[Start of Extracted information]
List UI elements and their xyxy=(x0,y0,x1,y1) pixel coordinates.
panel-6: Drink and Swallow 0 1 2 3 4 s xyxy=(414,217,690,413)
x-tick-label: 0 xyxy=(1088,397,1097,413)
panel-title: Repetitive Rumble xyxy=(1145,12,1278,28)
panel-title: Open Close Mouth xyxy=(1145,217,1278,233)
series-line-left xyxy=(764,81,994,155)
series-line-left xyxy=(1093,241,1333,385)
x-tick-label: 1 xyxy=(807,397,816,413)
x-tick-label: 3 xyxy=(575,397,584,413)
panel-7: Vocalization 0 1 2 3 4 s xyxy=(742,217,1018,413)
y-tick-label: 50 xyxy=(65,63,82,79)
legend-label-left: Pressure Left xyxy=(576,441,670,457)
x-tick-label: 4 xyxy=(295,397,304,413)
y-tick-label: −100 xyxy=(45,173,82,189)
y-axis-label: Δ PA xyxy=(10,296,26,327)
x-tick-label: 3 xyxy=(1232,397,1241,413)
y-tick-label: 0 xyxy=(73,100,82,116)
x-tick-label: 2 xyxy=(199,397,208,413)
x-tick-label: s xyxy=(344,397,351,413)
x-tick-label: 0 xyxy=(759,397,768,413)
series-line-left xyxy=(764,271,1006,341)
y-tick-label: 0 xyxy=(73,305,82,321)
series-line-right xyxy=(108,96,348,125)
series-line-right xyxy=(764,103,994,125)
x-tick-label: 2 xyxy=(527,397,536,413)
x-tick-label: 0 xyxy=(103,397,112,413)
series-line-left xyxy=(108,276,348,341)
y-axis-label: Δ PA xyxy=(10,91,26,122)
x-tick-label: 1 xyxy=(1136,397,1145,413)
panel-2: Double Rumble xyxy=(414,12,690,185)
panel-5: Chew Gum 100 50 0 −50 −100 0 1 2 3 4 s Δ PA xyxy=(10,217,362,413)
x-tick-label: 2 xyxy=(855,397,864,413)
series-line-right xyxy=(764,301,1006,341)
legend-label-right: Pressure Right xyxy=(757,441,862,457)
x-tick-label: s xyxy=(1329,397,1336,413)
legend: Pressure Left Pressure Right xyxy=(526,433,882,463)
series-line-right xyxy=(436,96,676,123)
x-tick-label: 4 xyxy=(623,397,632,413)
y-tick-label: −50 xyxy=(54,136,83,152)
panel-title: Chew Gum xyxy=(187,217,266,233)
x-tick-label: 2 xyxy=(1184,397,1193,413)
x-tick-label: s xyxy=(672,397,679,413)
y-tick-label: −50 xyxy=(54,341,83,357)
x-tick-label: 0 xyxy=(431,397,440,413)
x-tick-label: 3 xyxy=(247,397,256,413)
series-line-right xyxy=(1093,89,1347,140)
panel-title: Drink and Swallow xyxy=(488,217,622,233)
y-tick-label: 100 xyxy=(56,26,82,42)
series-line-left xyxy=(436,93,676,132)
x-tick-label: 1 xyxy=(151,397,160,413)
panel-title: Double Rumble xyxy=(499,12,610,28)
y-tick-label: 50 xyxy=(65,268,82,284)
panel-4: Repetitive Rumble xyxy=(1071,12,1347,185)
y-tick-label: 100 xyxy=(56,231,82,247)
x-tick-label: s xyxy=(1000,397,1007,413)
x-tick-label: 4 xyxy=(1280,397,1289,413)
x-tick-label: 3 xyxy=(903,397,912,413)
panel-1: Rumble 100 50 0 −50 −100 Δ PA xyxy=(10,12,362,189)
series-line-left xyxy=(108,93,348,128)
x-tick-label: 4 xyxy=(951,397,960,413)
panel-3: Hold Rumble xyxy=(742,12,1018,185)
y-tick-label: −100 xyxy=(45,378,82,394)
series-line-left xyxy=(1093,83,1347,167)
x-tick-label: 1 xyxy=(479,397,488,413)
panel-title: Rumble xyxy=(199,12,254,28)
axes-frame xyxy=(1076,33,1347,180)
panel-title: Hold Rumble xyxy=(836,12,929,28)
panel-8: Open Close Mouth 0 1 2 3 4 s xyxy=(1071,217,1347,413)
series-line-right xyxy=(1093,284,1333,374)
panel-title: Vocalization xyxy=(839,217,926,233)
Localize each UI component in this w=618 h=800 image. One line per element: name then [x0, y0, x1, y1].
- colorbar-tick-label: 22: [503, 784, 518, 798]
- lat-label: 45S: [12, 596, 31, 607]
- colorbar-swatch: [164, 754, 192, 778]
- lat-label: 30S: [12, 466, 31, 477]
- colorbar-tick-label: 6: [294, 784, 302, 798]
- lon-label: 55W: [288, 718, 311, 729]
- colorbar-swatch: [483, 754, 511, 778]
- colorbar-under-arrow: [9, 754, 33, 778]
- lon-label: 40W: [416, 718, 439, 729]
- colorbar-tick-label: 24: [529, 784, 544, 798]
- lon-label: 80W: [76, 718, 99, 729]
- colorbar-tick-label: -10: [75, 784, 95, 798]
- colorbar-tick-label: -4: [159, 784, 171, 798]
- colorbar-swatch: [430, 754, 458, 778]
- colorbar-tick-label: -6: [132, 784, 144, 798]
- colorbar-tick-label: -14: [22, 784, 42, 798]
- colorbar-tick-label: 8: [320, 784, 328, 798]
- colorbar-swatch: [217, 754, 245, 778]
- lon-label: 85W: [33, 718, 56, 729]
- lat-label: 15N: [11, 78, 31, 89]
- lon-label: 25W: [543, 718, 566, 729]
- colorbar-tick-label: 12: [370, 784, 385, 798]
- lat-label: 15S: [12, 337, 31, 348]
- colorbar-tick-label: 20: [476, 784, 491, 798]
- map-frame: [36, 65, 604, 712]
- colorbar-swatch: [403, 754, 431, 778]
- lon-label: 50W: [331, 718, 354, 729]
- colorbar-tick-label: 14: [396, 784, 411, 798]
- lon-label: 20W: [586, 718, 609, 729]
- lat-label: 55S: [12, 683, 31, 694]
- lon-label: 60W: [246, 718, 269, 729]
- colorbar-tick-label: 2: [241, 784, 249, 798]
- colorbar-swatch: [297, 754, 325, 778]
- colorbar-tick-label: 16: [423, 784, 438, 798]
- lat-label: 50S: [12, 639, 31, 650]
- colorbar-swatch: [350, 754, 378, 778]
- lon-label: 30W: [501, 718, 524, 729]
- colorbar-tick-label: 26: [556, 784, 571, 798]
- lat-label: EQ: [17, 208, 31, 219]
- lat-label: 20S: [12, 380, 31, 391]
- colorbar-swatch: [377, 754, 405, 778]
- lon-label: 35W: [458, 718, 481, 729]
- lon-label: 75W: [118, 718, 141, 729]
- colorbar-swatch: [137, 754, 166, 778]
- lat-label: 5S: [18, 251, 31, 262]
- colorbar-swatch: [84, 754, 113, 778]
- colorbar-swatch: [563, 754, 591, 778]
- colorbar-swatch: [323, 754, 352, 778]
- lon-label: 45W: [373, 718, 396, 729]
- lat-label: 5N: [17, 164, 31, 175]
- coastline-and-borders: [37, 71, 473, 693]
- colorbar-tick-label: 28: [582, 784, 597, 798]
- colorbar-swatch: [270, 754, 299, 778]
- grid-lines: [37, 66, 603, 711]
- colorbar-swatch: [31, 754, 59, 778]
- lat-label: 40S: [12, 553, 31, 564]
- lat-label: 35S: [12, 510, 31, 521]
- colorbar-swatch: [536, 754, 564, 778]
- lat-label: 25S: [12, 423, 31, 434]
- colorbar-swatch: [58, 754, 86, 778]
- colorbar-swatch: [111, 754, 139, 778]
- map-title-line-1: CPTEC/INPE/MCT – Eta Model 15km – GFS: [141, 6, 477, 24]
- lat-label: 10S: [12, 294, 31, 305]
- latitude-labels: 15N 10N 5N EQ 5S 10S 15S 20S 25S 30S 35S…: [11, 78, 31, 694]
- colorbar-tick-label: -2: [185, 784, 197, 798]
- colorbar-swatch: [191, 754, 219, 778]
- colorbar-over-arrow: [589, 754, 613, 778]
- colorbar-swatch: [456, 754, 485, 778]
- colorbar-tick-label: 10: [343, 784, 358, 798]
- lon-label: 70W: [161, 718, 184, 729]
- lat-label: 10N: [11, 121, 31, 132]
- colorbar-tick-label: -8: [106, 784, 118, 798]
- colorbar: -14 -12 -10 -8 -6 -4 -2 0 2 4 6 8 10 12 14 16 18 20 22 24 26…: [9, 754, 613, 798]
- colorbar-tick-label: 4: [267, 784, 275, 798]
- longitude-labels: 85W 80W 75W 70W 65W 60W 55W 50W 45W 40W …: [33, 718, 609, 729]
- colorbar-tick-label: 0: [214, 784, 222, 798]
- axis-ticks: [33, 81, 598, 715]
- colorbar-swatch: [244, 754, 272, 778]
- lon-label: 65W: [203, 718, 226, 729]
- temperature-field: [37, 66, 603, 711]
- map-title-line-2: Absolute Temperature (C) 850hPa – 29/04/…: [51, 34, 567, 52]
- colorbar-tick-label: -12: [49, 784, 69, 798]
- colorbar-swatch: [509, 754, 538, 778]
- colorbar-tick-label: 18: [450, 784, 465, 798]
[End of Extracted information]
Render the material from its first line through the line that contains "panel-title: Open Close" as a Markdown table with the columns Row and Line, giving each line's row number and text and leaving out blank lines.

| Row | Line |
|---|---|
| 1 | List UI elements and their xyxy=(x0,y0,x1,y1) pixel coordinates. |
| 2 | panel-6: Drink and Swallow 0 1 2 3 4 s xyxy=(414,217,690,413) |
| 3 | x-tick-label: 0 xyxy=(1088,397,1097,413) |
| 4 | panel-title: Repetitive Rumble xyxy=(1145,12,1278,28) |
| 5 | panel-title: Open Close Mouth xyxy=(1145,217,1278,233) |